PROBLEM STATEMENT | Transcribe the material verbatim in full; the pictures do not belong in the copy.

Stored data
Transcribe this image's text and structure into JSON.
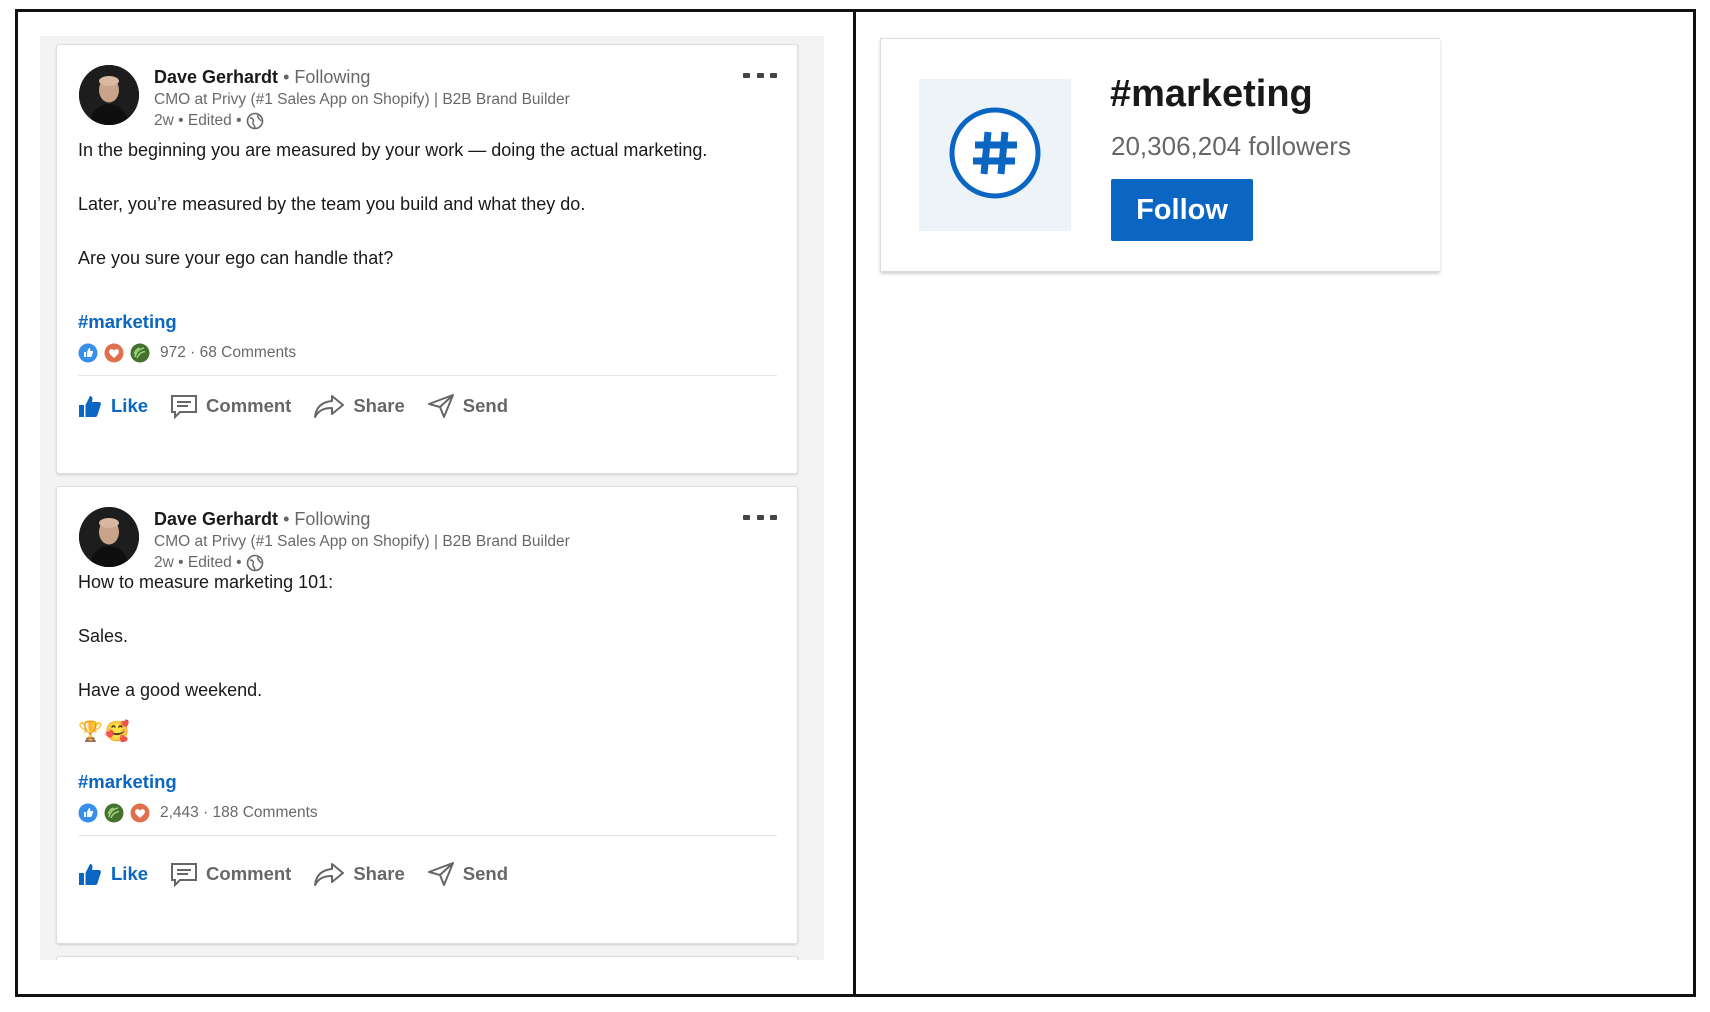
{
  "feed": {
    "posts": [
      {
        "author_name": "Dave Gerhardt",
        "following": "• Following",
        "headline": "CMO at Privy (#1 Sales App on Shopify) | B2B Brand Builder",
        "meta": "2w • Edited •",
        "body": [
          "In the beginning you are measured by your work — doing the actual marketing.",
          "Later, you’re measured by the team you build and what they do.",
          "Are you sure your ego can handle that?"
        ],
        "hashtag": "#marketing",
        "reactions": [
          "like",
          "love",
          "celebrate"
        ],
        "counts": "972 · 68 Comments"
      },
      {
        "author_name": "Dave Gerhardt",
        "following": "• Following",
        "headline": "CMO at Privy (#1 Sales App on Shopify) | B2B Brand Builder",
        "meta": "2w • Edited •",
        "body": [
          "How to measure marketing 101:",
          "Sales.",
          "Have a good weekend."
        ],
        "emoji": [
          "🏆",
          "🥰"
        ],
        "hashtag": "#marketing",
        "reactions": [
          "like",
          "celebrate",
          "love"
        ],
        "counts": "2,443 · 188 Comments"
      }
    ],
    "actions": {
      "like": "Like",
      "comment": "Comment",
      "share": "Share",
      "send": "Send"
    }
  },
  "hashtag_card": {
    "title": "#marketing",
    "followers": "20,306,204 followers",
    "follow_label": "Follow"
  },
  "colors": {
    "accent": "#0a66c2",
    "like_reaction": "#378fe9",
    "love_reaction": "#df704d",
    "celebrate_reaction": "#44712e"
  }
}
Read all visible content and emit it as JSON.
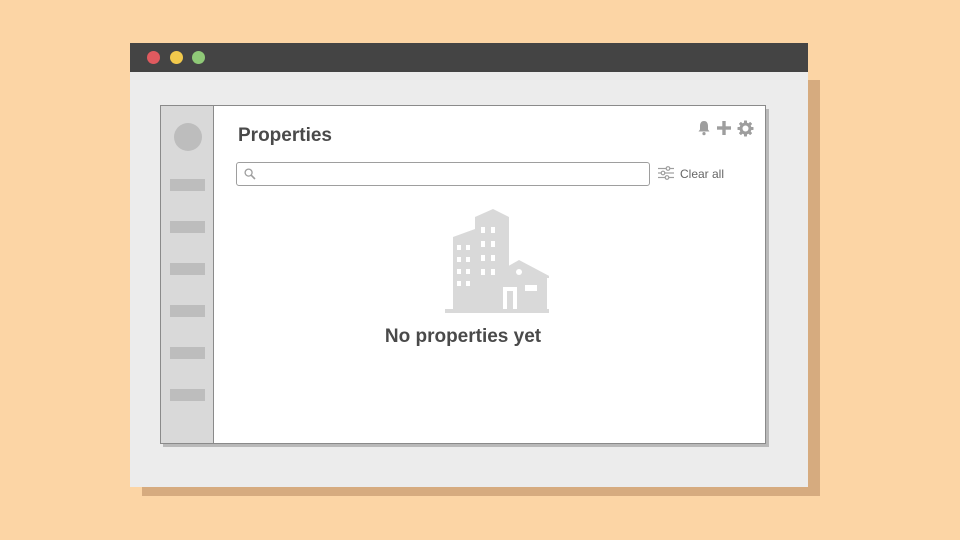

TASK RESULT |
Transcribe this image's text and structure into JSON.
{
  "feed": {
    "posts": [
      {
        "author_name": "Dave Gerhardt",
        "following": "• Following",
        "headline": "CMO at Privy (#1 Sales App on Shopify) | B2B Brand Builder",
        "meta": "2w • Edited •",
        "body": [
          "In the beginning you are measured by your work — doing the actual marketing.",
          "Later, you’re measured by the team you build and what they do.",
          "Are you sure your ego can handle that?"
        ],
        "hashtag": "#marketing",
        "reactions": [
          "like",
          "love",
          "celebrate"
        ],
        "counts": "972 · 68 Comments"
      },
      {
        "author_name": "Dave Gerhardt",
        "following": "• Following",
        "headline": "CMO at Privy (#1 Sales App on Shopify) | B2B Brand Builder",
        "meta": "2w • Edited •",
        "body": [
          "How to measure marketing 101:",
          "Sales.",
          "Have a good weekend."
        ],
        "emoji": [
          "🏆",
          "🥰"
        ],
        "hashtag": "#marketing",
        "reactions": [
          "like",
          "celebrate",
          "love"
        ],
        "counts": "2,443 · 188 Comments"
      }
    ],
    "actions": {
      "like": "Like",
      "comment": "Comment",
      "share": "Share",
      "send": "Send"
    }
  },
  "hashtag_card": {
    "title": "#marketing",
    "followers": "20,306,204 followers",
    "follow_label": "Follow"
  },
  "colors": {
    "accent": "#0a66c2",
    "like_reaction": "#378fe9",
    "love_reaction": "#df704d",
    "celebrate_reaction": "#44712e"
  }
}
Read all visible content and emit it as JSON.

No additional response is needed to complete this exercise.